Dataset rows
- - -
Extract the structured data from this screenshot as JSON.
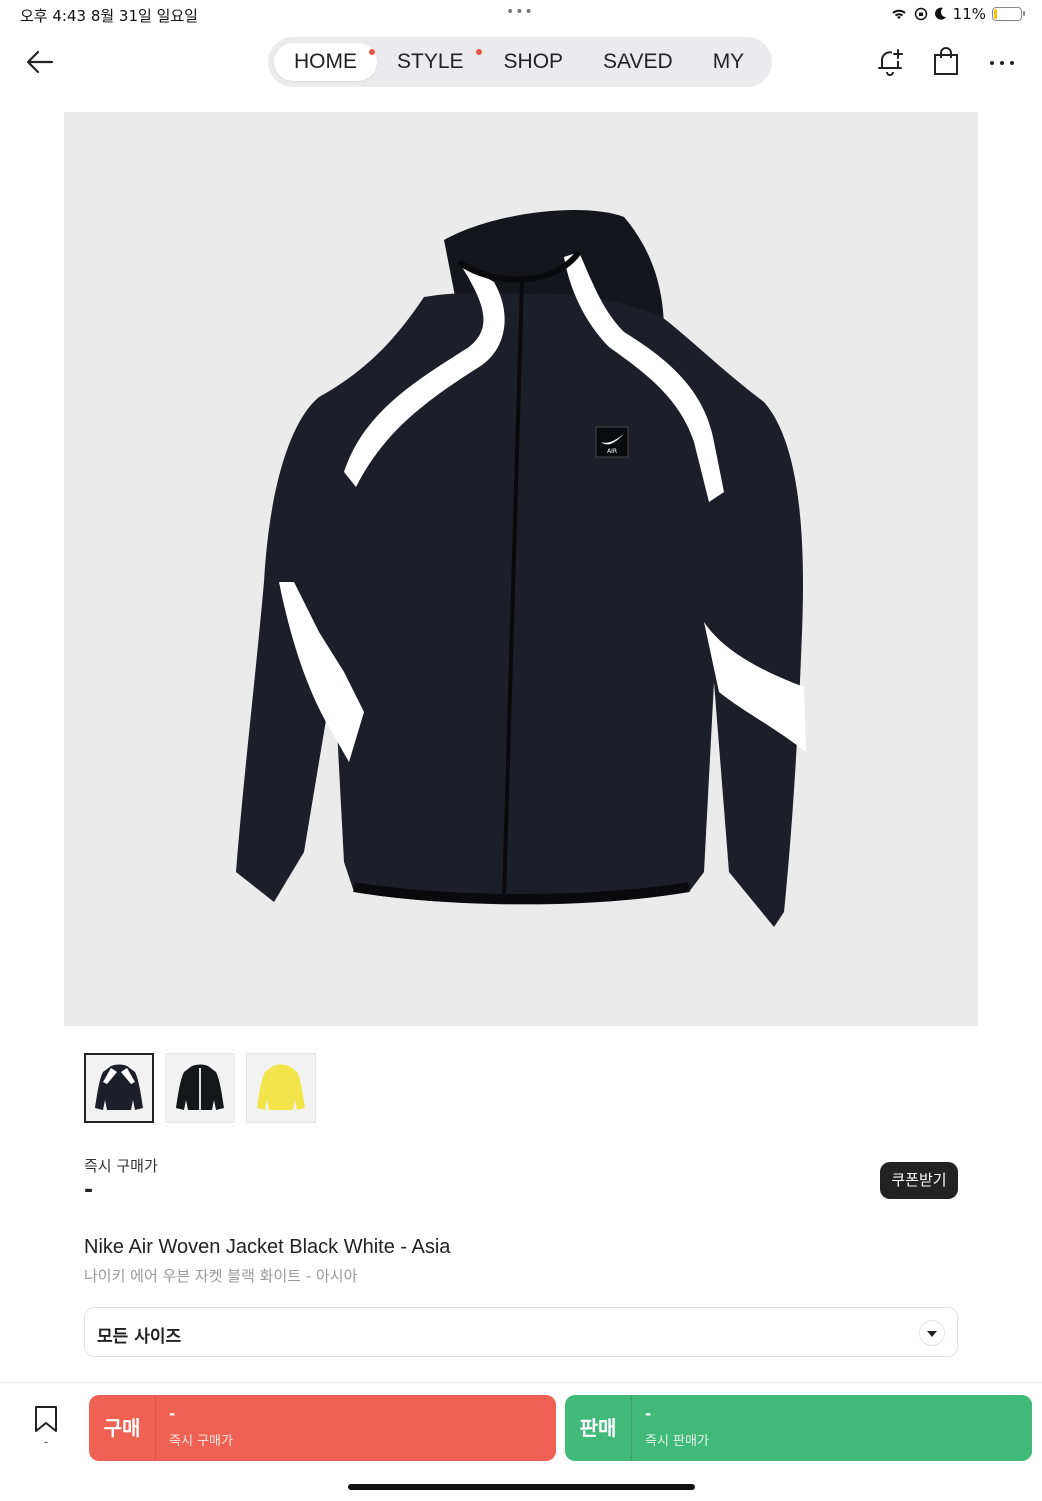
{
  "status_bar": {
    "time": "오후 4:43   8월 31일 일요일",
    "dots": "•••",
    "battery": "11%",
    "battery_level": 0.11
  },
  "nav": {
    "tabs": [
      {
        "label": "HOME",
        "active": true,
        "dot": true
      },
      {
        "label": "STYLE",
        "active": false,
        "dot": true
      },
      {
        "label": "SHOP",
        "active": false,
        "dot": false
      },
      {
        "label": "SAVED",
        "active": false,
        "dot": false
      },
      {
        "label": "MY",
        "active": false,
        "dot": false
      }
    ]
  },
  "header_icons": [
    "back-arrow-icon",
    "bell-plus-icon",
    "shopping-bag-icon",
    "more-icon"
  ],
  "colors": {
    "buy": "#ef6253",
    "sell": "#41b979",
    "dark": "#222222",
    "jacket_body": "#1c1f28",
    "jacket_panel": "#ffffff",
    "thumb_yellow": "#f2e44a"
  },
  "thumbnails": [
    {
      "name": "black-white-jacket",
      "active": true
    },
    {
      "name": "black-jacket-alt",
      "active": false
    },
    {
      "name": "yellow-jacket",
      "active": false
    }
  ],
  "product": {
    "price_label": "즉시 구매가",
    "price_value": "-",
    "coupon_label": "쿠폰받기",
    "name_en": "Nike Air Woven Jacket Black White - Asia",
    "name_ko": "나이키 에어 우븐 자켓 블랙 화이트 - 아시아",
    "logo_text": "AIR"
  },
  "size_select": {
    "value": "모든 사이즈"
  },
  "bottom": {
    "wish_count": "-",
    "buy": {
      "label": "구매",
      "amount": "-",
      "sub": "즉시 구매가"
    },
    "sell": {
      "label": "판매",
      "amount": "-",
      "sub": "즉시 판매가"
    }
  }
}
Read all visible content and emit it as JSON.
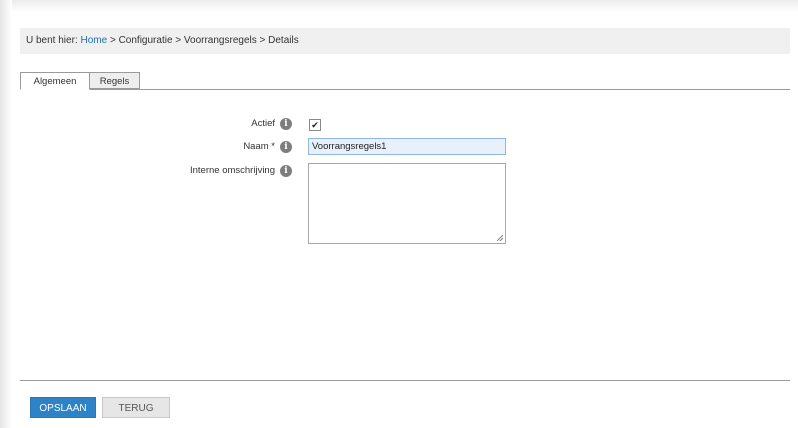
- - -
*Stated task:*
Copy out every line in the entries above that holds "JSON".

*Exercise solution:*
Extract the structured data from this screenshot as JSON.
Read all visible content and emit it as JSON.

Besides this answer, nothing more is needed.